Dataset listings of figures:
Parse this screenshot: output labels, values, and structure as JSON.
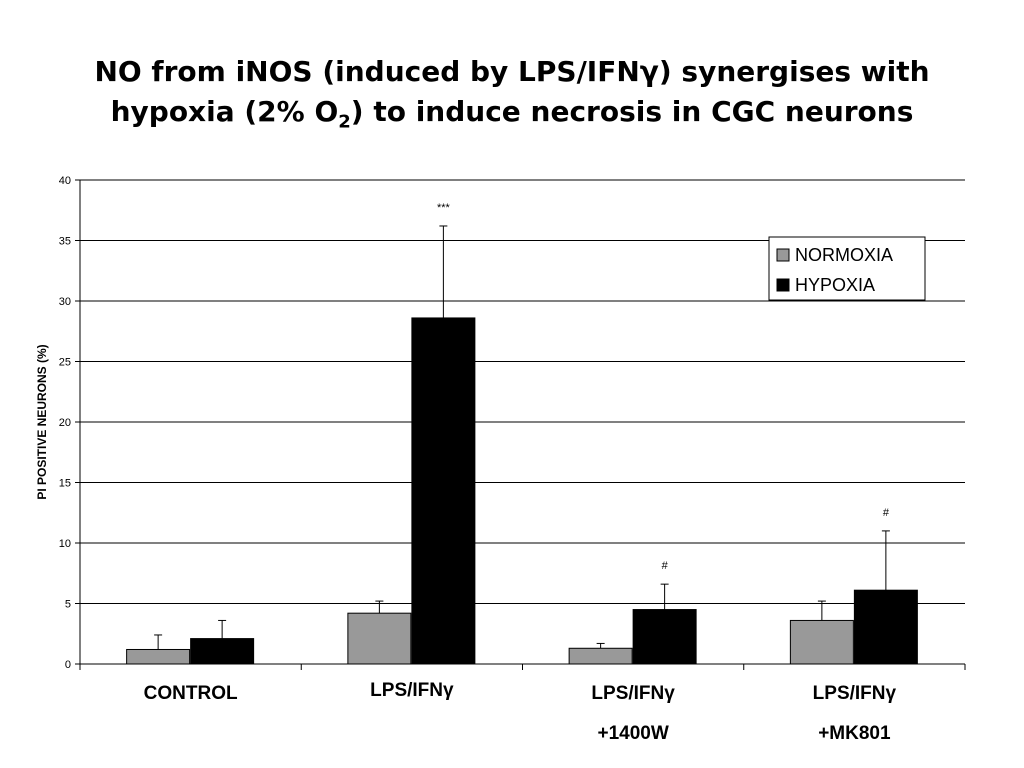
{
  "title": {
    "line1": "NO from iNOS (induced by LPS/IFNγ) synergises with",
    "line2_a": "hypoxia (2% O",
    "line2_sub": "2",
    "line2_b": ") to induce necrosis in CGC neurons"
  },
  "chart_data": {
    "type": "bar",
    "ylabel": "PI POSITIVE NEURONS (%)",
    "ylim": [
      0,
      40
    ],
    "yticks": [
      0,
      5,
      10,
      15,
      20,
      25,
      30,
      35,
      40
    ],
    "grid": true,
    "legend_position": "top-right",
    "categories": [
      {
        "line1": "CONTROL",
        "line2": ""
      },
      {
        "line1": "LPS/IFNγ",
        "line2": ""
      },
      {
        "line1": "LPS/IFNγ",
        "line2": "+1400W"
      },
      {
        "line1": "LPS/IFNγ",
        "line2": "+MK801"
      }
    ],
    "series": [
      {
        "name": "NORMOXIA",
        "color": "#999999",
        "values": [
          1.2,
          4.2,
          1.3,
          3.6
        ],
        "errors": [
          1.2,
          1.0,
          0.4,
          1.6
        ],
        "annotations": [
          "",
          "",
          "",
          ""
        ]
      },
      {
        "name": "HYPOXIA",
        "color": "#000000",
        "values": [
          2.1,
          28.6,
          4.5,
          6.1
        ],
        "errors": [
          1.5,
          7.6,
          2.1,
          4.9
        ],
        "annotations": [
          "",
          "***",
          "#",
          "#"
        ]
      }
    ]
  }
}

■ **Objective**
All entries are to be retyped exactly. Omit any embedded images.

■ **Task answer**
Parse this screenshot: output labels, values, and structure as JSON.
{
  "title": {
    "line1": "NO from iNOS (induced by LPS/IFNγ) synergises with",
    "line2_a": "hypoxia (2% O",
    "line2_sub": "2",
    "line2_b": ") to induce necrosis in CGC neurons"
  },
  "chart_data": {
    "type": "bar",
    "ylabel": "PI POSITIVE NEURONS (%)",
    "ylim": [
      0,
      40
    ],
    "yticks": [
      0,
      5,
      10,
      15,
      20,
      25,
      30,
      35,
      40
    ],
    "grid": true,
    "legend_position": "top-right",
    "categories": [
      {
        "line1": "CONTROL",
        "line2": ""
      },
      {
        "line1": "LPS/IFNγ",
        "line2": ""
      },
      {
        "line1": "LPS/IFNγ",
        "line2": "+1400W"
      },
      {
        "line1": "LPS/IFNγ",
        "line2": "+MK801"
      }
    ],
    "series": [
      {
        "name": "NORMOXIA",
        "color": "#999999",
        "values": [
          1.2,
          4.2,
          1.3,
          3.6
        ],
        "errors": [
          1.2,
          1.0,
          0.4,
          1.6
        ],
        "annotations": [
          "",
          "",
          "",
          ""
        ]
      },
      {
        "name": "HYPOXIA",
        "color": "#000000",
        "values": [
          2.1,
          28.6,
          4.5,
          6.1
        ],
        "errors": [
          1.5,
          7.6,
          2.1,
          4.9
        ],
        "annotations": [
          "",
          "***",
          "#",
          "#"
        ]
      }
    ]
  }
}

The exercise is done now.